TASK INPUT:
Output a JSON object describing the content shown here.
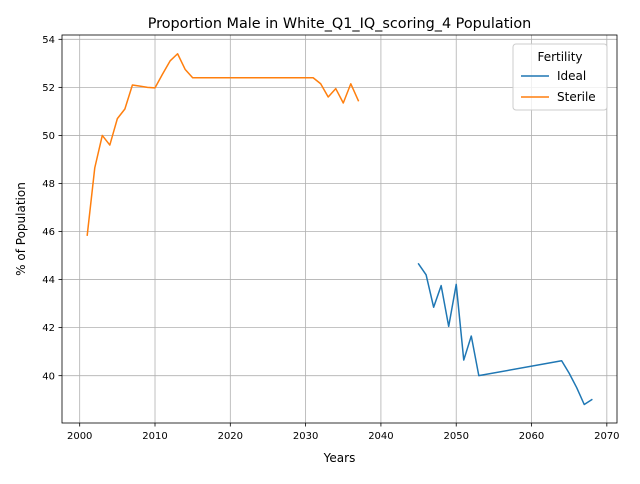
{
  "chart_data": {
    "type": "line",
    "title": "Proportion Male in White_Q1_IQ_scoring_4 Population",
    "xlabel": "Years",
    "ylabel": "% of Population",
    "xlim": [
      1997.65,
      2071.35
    ],
    "ylim": [
      38.03,
      54.18
    ],
    "x_ticks": [
      2000,
      2010,
      2020,
      2030,
      2040,
      2050,
      2060,
      2070
    ],
    "y_ticks": [
      40,
      42,
      44,
      46,
      48,
      50,
      52,
      54
    ],
    "grid": true,
    "legend": {
      "title": "Fertility",
      "placement": "top-right"
    },
    "series": [
      {
        "name": "Ideal",
        "color": "#1f77b4",
        "x": [
          2045,
          2046,
          2047,
          2048,
          2049,
          2050,
          2051,
          2052,
          2053,
          2064,
          2065,
          2066,
          2067,
          2068
        ],
        "y": [
          44.65,
          44.2,
          42.85,
          43.75,
          42.05,
          43.8,
          40.65,
          41.65,
          40.0,
          40.62,
          40.1,
          39.5,
          38.8,
          39.0
        ]
      },
      {
        "name": "Sterile",
        "color": "#ff7f0e",
        "x": [
          2001,
          2002,
          2003,
          2004,
          2005,
          2006,
          2007,
          2008,
          2009,
          2010,
          2011,
          2012,
          2013,
          2014,
          2015,
          2030,
          2031,
          2032,
          2033,
          2034,
          2035,
          2036,
          2037
        ],
        "y": [
          45.85,
          48.65,
          50.0,
          49.6,
          50.7,
          51.1,
          52.1,
          52.05,
          52.0,
          51.98,
          52.55,
          53.1,
          53.4,
          52.75,
          52.4,
          52.4,
          52.4,
          52.15,
          51.6,
          51.95,
          51.35,
          52.15,
          51.45
        ]
      }
    ]
  }
}
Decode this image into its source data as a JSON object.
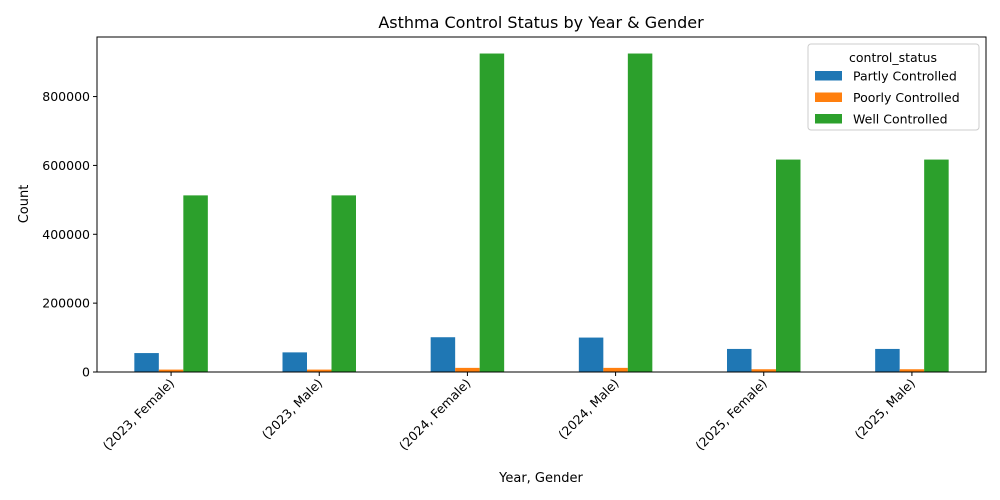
{
  "chart_data": {
    "type": "bar",
    "title": "Asthma Control Status by Year & Gender",
    "xlabel": "Year, Gender",
    "ylabel": "Count",
    "categories": [
      "(2023, Female)",
      "(2023, Male)",
      "(2024, Female)",
      "(2024, Male)",
      "(2025, Female)",
      "(2025, Male)"
    ],
    "series": [
      {
        "name": "Partly Controlled",
        "color": "#1f77b4",
        "values": [
          55000,
          57000,
          101000,
          100000,
          67000,
          67000
        ]
      },
      {
        "name": "Poorly Controlled",
        "color": "#ff7f0e",
        "values": [
          7000,
          7000,
          12000,
          12000,
          8000,
          8000
        ]
      },
      {
        "name": "Well Controlled",
        "color": "#2ca02c",
        "values": [
          513000,
          513000,
          925000,
          925000,
          617000,
          617000
        ]
      }
    ],
    "ylim": [
      0,
      973000
    ],
    "yticks": [
      "0",
      "200000",
      "400000",
      "600000",
      "800000"
    ],
    "legend": {
      "title": "control_status",
      "placement": "top-right"
    },
    "grid": false
  }
}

DESCRIPTION OF THE TASK: Leave the pictures out, and print every line of the listing exactly as written.

ANSWER TO THIS PROBLEM:
Output a JSON object describing the content shown here.
{
  "chart_data": {
    "type": "line",
    "title": "Proportion Male in White_Q1_IQ_scoring_4 Population",
    "xlabel": "Years",
    "ylabel": "% of Population",
    "xlim": [
      1997.65,
      2071.35
    ],
    "ylim": [
      38.03,
      54.18
    ],
    "x_ticks": [
      2000,
      2010,
      2020,
      2030,
      2040,
      2050,
      2060,
      2070
    ],
    "y_ticks": [
      40,
      42,
      44,
      46,
      48,
      50,
      52,
      54
    ],
    "grid": true,
    "legend": {
      "title": "Fertility",
      "placement": "top-right"
    },
    "series": [
      {
        "name": "Ideal",
        "color": "#1f77b4",
        "x": [
          2045,
          2046,
          2047,
          2048,
          2049,
          2050,
          2051,
          2052,
          2053,
          2064,
          2065,
          2066,
          2067,
          2068
        ],
        "y": [
          44.65,
          44.2,
          42.85,
          43.75,
          42.05,
          43.8,
          40.65,
          41.65,
          40.0,
          40.62,
          40.1,
          39.5,
          38.8,
          39.0
        ]
      },
      {
        "name": "Sterile",
        "color": "#ff7f0e",
        "x": [
          2001,
          2002,
          2003,
          2004,
          2005,
          2006,
          2007,
          2008,
          2009,
          2010,
          2011,
          2012,
          2013,
          2014,
          2015,
          2030,
          2031,
          2032,
          2033,
          2034,
          2035,
          2036,
          2037
        ],
        "y": [
          45.85,
          48.65,
          50.0,
          49.6,
          50.7,
          51.1,
          52.1,
          52.05,
          52.0,
          51.98,
          52.55,
          53.1,
          53.4,
          52.75,
          52.4,
          52.4,
          52.4,
          52.15,
          51.6,
          51.95,
          51.35,
          52.15,
          51.45
        ]
      }
    ]
  }
}
Decode this image into its source data as a JSON object.
{
  "chart_data": {
    "type": "bar",
    "title": "Asthma Control Status by Year & Gender",
    "xlabel": "Year, Gender",
    "ylabel": "Count",
    "categories": [
      "(2023, Female)",
      "(2023, Male)",
      "(2024, Female)",
      "(2024, Male)",
      "(2025, Female)",
      "(2025, Male)"
    ],
    "series": [
      {
        "name": "Partly Controlled",
        "color": "#1f77b4",
        "values": [
          55000,
          57000,
          101000,
          100000,
          67000,
          67000
        ]
      },
      {
        "name": "Poorly Controlled",
        "color": "#ff7f0e",
        "values": [
          7000,
          7000,
          12000,
          12000,
          8000,
          8000
        ]
      },
      {
        "name": "Well Controlled",
        "color": "#2ca02c",
        "values": [
          513000,
          513000,
          925000,
          925000,
          617000,
          617000
        ]
      }
    ],
    "ylim": [
      0,
      973000
    ],
    "yticks": [
      "0",
      "200000",
      "400000",
      "600000",
      "800000"
    ],
    "legend": {
      "title": "control_status",
      "placement": "top-right"
    },
    "grid": false
  }
}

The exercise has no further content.